▶ _Task brief_
Please copy every line of the records below word for word, leaving out the pictures.
--- begin Stored rows ---
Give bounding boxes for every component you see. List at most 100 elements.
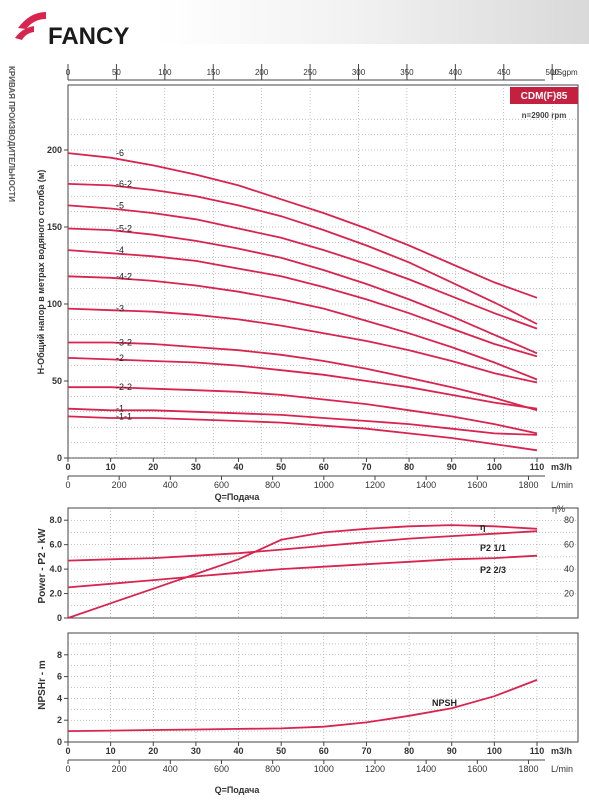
- y-tick-label: 200: [47, 145, 62, 155]
- curve-label: -6-2: [116, 179, 132, 189]
- lpm-tick-label: 1800: [518, 764, 538, 774]
- series-label: P2 2/3: [480, 565, 506, 575]
- curve--2-2: [68, 386, 538, 435]
- x-tick-label: 110: [530, 462, 545, 472]
- usgpm-tick-label: 0: [66, 68, 71, 77]
- series-label: P2 1/1: [480, 543, 506, 553]
- x-tick-label: 90: [447, 462, 457, 472]
- speed-label: n=2900 rpm: [522, 111, 567, 120]
- head-flow-chart: 0 50 100 150 200 250 300 350 400 450 5000501001502…: [47, 64, 579, 490]
- curve-label: -2: [116, 353, 124, 363]
- y-tick-label: 4.0: [49, 564, 62, 574]
- x-tick-label: 40: [234, 746, 244, 756]
- curve-P2-2/3: [67, 554, 538, 589]
- y-axis-label: H-Общий напор в метрах водяного столба (…: [36, 170, 46, 375]
- model-tag: [510, 87, 578, 104]
- y-tick-label: 50: [52, 376, 62, 386]
- npsh-axis-label: NPSHr - m: [37, 660, 48, 710]
- curve-label: -5: [116, 200, 124, 210]
- x-tick-label: 90: [447, 746, 457, 756]
- power-efficiency-chart: 0 2.0 4.0 6.0 8.0 20 40 60 80 η P2 1/1 P2 2/3: [49, 507, 579, 623]
- y-tick-label: 8.0: [49, 515, 62, 525]
- y2-tick-label: 60: [564, 540, 574, 550]
- lpm-tick-label: 1400: [416, 480, 436, 490]
- plot-frame: [67, 507, 579, 619]
- curve--4-2: [67, 275, 538, 381]
- curve-label: -6: [116, 148, 124, 158]
- power-axis-label: Power - P2 - kW: [37, 528, 48, 604]
- usgpm-tick-label: 400: [449, 68, 463, 77]
- y-tick-label: 0: [57, 453, 62, 463]
- curve--2: [67, 357, 538, 410]
- curve--5: [67, 204, 538, 330]
- x-tick-label: 20: [148, 462, 158, 472]
- y-tick-label: 0: [57, 613, 62, 623]
- curve-label: -1-1: [116, 411, 132, 421]
- fancy-logo-icon: [15, 12, 46, 40]
- lpm-tick-label: 200: [112, 480, 127, 490]
- lpm-tick-label: 1600: [467, 480, 487, 490]
- curve-label: -3: [116, 304, 124, 314]
- x-tick-label: 50: [276, 746, 286, 756]
- curve-label: -4-2: [116, 271, 132, 281]
- lpm-tick-label: 200: [112, 764, 127, 774]
- x-tick-label: 100: [487, 462, 502, 472]
- x-tick-label: 60: [319, 462, 329, 472]
- curve--3-2: [68, 341, 538, 412]
- x-unit-lpm-bottom: L/min: [551, 764, 573, 774]
- usgpm-tick-label: 50: [112, 68, 121, 77]
- curve-NPSH: [67, 679, 538, 732]
- y-tick-label: 8: [57, 650, 62, 660]
- x-axis-label: Q=Подача: [215, 492, 261, 502]
- curve-label: -4: [116, 245, 124, 255]
- x-tick-label: 40: [234, 462, 244, 472]
- y-tick-label: 100: [47, 299, 62, 309]
- brand-name: FANCY: [48, 23, 129, 50]
- curve--3: [67, 307, 538, 384]
- curve--6: [67, 152, 538, 299]
- curve-label: -1: [116, 404, 124, 414]
- lpm-tick-label: 1400: [416, 764, 436, 774]
- x-tick-label: 70: [361, 746, 371, 756]
- x-tick-label: 80: [404, 746, 414, 756]
- lpm-tick-label: 800: [265, 480, 280, 490]
- lpm-tick-label: 600: [214, 764, 229, 774]
- lpm-tick-label: 1200: [365, 480, 385, 490]
- y2-tick-label: 80: [564, 515, 574, 525]
- y-tick-label: 150: [47, 222, 62, 232]
- x-axis-label-bottom: Q=Подача: [215, 785, 261, 795]
- usgpm-tick-label: 250: [303, 68, 317, 77]
- x-tick-label: 10: [106, 462, 116, 472]
- plot-frame: [67, 84, 579, 459]
- lpm-tick-label: 1000: [314, 480, 334, 490]
- curve-label: -2-2: [116, 382, 132, 392]
- usgpm-tick-label: 150: [207, 68, 221, 77]
- y-tick-label: 6: [57, 672, 62, 682]
- y2-tick-label: 40: [564, 564, 574, 574]
- curve--6-2: [67, 183, 538, 325]
- series-label: NPSH: [432, 698, 457, 708]
- y-tick-label: 0: [57, 737, 62, 747]
- x-tick-label: 30: [191, 746, 201, 756]
- side-title: КРИВАЯ ПРОИЗВОДИТЕЛЬНОСТИ: [7, 66, 16, 202]
- usgpm-tick-label: 100: [158, 68, 172, 77]
- x-tick-label: 0: [65, 746, 70, 756]
- x-unit-m3h-bottom: m3/h: [551, 746, 572, 756]
- curve-η: [67, 524, 538, 619]
- lpm-tick-label: 800: [265, 764, 280, 774]
- x-tick-label: 60: [319, 746, 329, 756]
- lpm-tick-label: 1600: [467, 764, 487, 774]
- curve--5-2: [67, 227, 538, 355]
- y-tick-label: 2.0: [49, 589, 62, 599]
- lpm-tick-label: 400: [163, 480, 178, 490]
- x-unit-usgpm: USgpm: [551, 68, 578, 77]
- lpm-tick-label: 1000: [314, 764, 334, 774]
- lpm-tick-label: 0: [65, 480, 70, 490]
- usgpm-tick-label: 450: [497, 68, 511, 77]
- x-tick-label: 100: [487, 746, 502, 756]
- model-tag-text: CDM(F)85: [521, 91, 568, 102]
- x-tick-label: 0: [65, 462, 70, 472]
- y-tick-label: 4: [57, 693, 62, 703]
--- end Stored rows ---
▶ _Written response_
Give bounding boxes for every component you see. List at most 100 elements.
- y-tick-label: 200: [47, 145, 62, 155]
- curve-label: -6-2: [116, 179, 132, 189]
- lpm-tick-label: 1800: [518, 764, 538, 774]
- series-label: P2 2/3: [480, 565, 506, 575]
- curve--2-2: [68, 386, 538, 435]
- x-tick-label: 110: [530, 462, 545, 472]
- usgpm-tick-label: 0: [66, 68, 71, 77]
- series-label: P2 1/1: [480, 543, 506, 553]
- x-tick-label: 90: [447, 462, 457, 472]
- speed-label: n=2900 rpm: [522, 111, 567, 120]
- head-flow-chart: 0 50 100 150 200 250 300 350 400 450 5000501001502…: [47, 64, 579, 490]
- curve-label: -2: [116, 353, 124, 363]
- y-tick-label: 4.0: [49, 564, 62, 574]
- x-tick-label: 40: [234, 746, 244, 756]
- curve-P2-2/3: [67, 554, 538, 589]
- y-axis-label: H-Общий напор в метрах водяного столба (…: [36, 170, 46, 375]
- model-tag: [510, 87, 578, 104]
- y-tick-label: 50: [52, 376, 62, 386]
- npsh-axis-label: NPSHr - m: [37, 660, 48, 710]
- curve-label: -5: [116, 200, 124, 210]
- x-tick-label: 90: [447, 746, 457, 756]
- power-efficiency-chart: 0 2.0 4.0 6.0 8.0 20 40 60 80 η P2 1/1 P2 2/3: [49, 507, 579, 623]
- y-tick-label: 8.0: [49, 515, 62, 525]
- y2-tick-label: 60: [564, 540, 574, 550]
- lpm-tick-label: 1400: [416, 480, 436, 490]
- plot-frame: [67, 507, 579, 619]
- curve--4-2: [67, 275, 538, 381]
- curve-label: -6: [116, 148, 124, 158]
- power-axis-label: Power - P2 - kW: [37, 528, 48, 604]
- usgpm-tick-label: 400: [449, 68, 463, 77]
- y-tick-label: 0: [57, 453, 62, 463]
- curve--2: [67, 357, 538, 410]
- curve--5: [67, 204, 538, 330]
- x-tick-label: 20: [148, 462, 158, 472]
- y-tick-label: 0: [57, 613, 62, 623]
- curve-label: -1-1: [116, 411, 132, 421]
- fancy-logo-icon: [15, 12, 46, 40]
- lpm-tick-label: 200: [112, 480, 127, 490]
- lpm-tick-label: 1600: [467, 480, 487, 490]
- curve-label: -3: [116, 304, 124, 314]
- x-tick-label: 50: [276, 746, 286, 756]
- curve-label: -4-2: [116, 271, 132, 281]
- lpm-tick-label: 200: [112, 764, 127, 774]
- x-tick-label: 100: [487, 462, 502, 472]
- x-tick-label: 60: [319, 462, 329, 472]
- curve--3-2: [68, 341, 538, 412]
- x-unit-lpm-bottom: L/min: [551, 764, 573, 774]
- usgpm-tick-label: 50: [112, 68, 121, 77]
- curve-NPSH: [67, 679, 538, 732]
- y-tick-label: 8: [57, 650, 62, 660]
- x-axis-label: Q=Подача: [215, 492, 261, 502]
- curve-label: -4: [116, 245, 124, 255]
- x-tick-label: 40: [234, 462, 244, 472]
- y-tick-label: 100: [47, 299, 62, 309]
- brand-name: FANCY: [48, 23, 129, 50]
- curve--3: [67, 307, 538, 384]
- curve--6: [67, 152, 538, 299]
- curve-label: -1: [116, 404, 124, 414]
- lpm-tick-label: 1400: [416, 764, 436, 774]
- x-tick-label: 70: [361, 746, 371, 756]
- x-tick-label: 80: [404, 746, 414, 756]
- lpm-tick-label: 800: [265, 480, 280, 490]
- lpm-tick-label: 600: [214, 764, 229, 774]
- lpm-tick-label: 1200: [365, 480, 385, 490]
- y2-tick-label: 80: [564, 515, 574, 525]
- y-tick-label: 150: [47, 222, 62, 232]
- x-axis-label-bottom: Q=Подача: [215, 785, 261, 795]
- usgpm-tick-label: 250: [303, 68, 317, 77]
- x-tick-label: 10: [106, 462, 116, 472]
- plot-frame: [67, 84, 579, 459]
- lpm-tick-label: 1000: [314, 480, 334, 490]
- curve-label: -2-2: [116, 382, 132, 392]
- usgpm-tick-label: 150: [207, 68, 221, 77]
- y-tick-label: 6: [57, 672, 62, 682]
- y2-tick-label: 40: [564, 564, 574, 574]
- curve--6-2: [67, 183, 538, 325]
- series-label: NPSH: [432, 698, 457, 708]
- y-tick-label: 0: [57, 737, 62, 747]
- x-tick-label: 30: [191, 746, 201, 756]
- side-title: КРИВАЯ ПРОИЗВОДИТЕЛЬНОСТИ: [7, 66, 16, 202]
- usgpm-tick-label: 100: [158, 68, 172, 77]
- x-tick-label: 0: [65, 746, 70, 756]
- x-unit-m3h-bottom: m3/h: [551, 746, 572, 756]
- curve-η: [67, 524, 538, 619]
- lpm-tick-label: 800: [265, 764, 280, 774]
- x-tick-label: 60: [319, 746, 329, 756]
- lpm-tick-label: 1600: [467, 764, 487, 774]
- curve--5-2: [67, 227, 538, 355]
- y-tick-label: 2.0: [49, 589, 62, 599]
- lpm-tick-label: 400: [163, 480, 178, 490]
- x-unit-usgpm: USgpm: [551, 68, 578, 77]
- lpm-tick-label: 1000: [314, 764, 334, 774]
- lpm-tick-label: 0: [65, 480, 70, 490]
- usgpm-tick-label: 450: [497, 68, 511, 77]
- x-tick-label: 100: [487, 746, 502, 756]
- model-tag-text: CDM(F)85: [521, 91, 568, 102]
- x-tick-label: 0: [65, 462, 70, 472]
- y-tick-label: 4: [57, 693, 62, 703]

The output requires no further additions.